§ **Document segment**:
#####
# HTML::Proofer

If you generate HTML files, _then this tool might be for you_.

`HTML::Proofer` is a set of tests to validate your HTML output. These tests check if your image references are legitimate, if they have alt tags, if your internal links are working, and so on. It's intended to be an all-in-one checker for your output.

[![Build Status](https://travis-ci.org/gjtorikian/html-proofer.svg?branch=master)](https://travis-ci.org/gjtorikian/html-proofer) [![Gem Version](https://badge.fury.io/rb/html-proofer.svg)](http://badge.fury.io/rb/html-proofer)

## Installation

Add this line to your application's Gemfile:

    gem 'html-proofer'

And then execute:

    $ bundle

Or install it yourself as:

    $ gem install html-proofer

**NOTE:** When installation speed matters, set `NOKOGIRI_USE_SYSTEM_LIBRARIES` to `true` in your environment. This is useful for increasing the speed of your Continuous Integration builds.
#####
§ **Required actions**:
1. Reproduce the passage of the HTML::Proofer README from "# HTML::Proofer" to "for your output.".
2. According to the HTML::Proofer README, why would one set `NOKOGIRI_USE_SYSTEM_LIBRARIES` to `true` in the environment? Answer in one to three sentences.
The entries after the HTML::Proofer README are not needed for this work.
#####
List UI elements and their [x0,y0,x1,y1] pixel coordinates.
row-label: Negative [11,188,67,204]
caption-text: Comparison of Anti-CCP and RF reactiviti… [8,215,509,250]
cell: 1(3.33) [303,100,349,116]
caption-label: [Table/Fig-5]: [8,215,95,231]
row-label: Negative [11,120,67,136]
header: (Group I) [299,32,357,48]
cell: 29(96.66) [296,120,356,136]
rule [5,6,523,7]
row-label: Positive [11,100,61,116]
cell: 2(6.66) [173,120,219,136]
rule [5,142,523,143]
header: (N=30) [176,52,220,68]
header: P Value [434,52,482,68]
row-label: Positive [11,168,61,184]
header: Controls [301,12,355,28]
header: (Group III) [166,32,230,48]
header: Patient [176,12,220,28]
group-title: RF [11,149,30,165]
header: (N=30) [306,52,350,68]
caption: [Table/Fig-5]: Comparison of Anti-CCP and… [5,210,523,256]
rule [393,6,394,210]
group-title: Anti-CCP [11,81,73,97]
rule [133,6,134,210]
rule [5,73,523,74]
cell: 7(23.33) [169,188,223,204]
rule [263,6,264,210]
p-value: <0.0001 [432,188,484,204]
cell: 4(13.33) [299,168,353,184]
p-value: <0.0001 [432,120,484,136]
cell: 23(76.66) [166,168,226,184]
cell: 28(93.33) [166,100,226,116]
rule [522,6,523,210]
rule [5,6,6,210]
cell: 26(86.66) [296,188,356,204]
#####
§ **Answers for the exercise**:
1.
# HTML::Proofer

If you generate HTML files, _then this tool might be for you_.

`HTML::Proofer` is a set of tests to validate your HTML output. These tests check if your image references are legitimate, if they have alt tags, if your internal links are working, and so on. It's intended to be an all-in-one checker for your output.

2. Setting `NOKOGIRI_USE_SYSTEM_LIBRARIES` to `true` is recommended when installation speed matters. It increases the speed of Continuous Integration builds.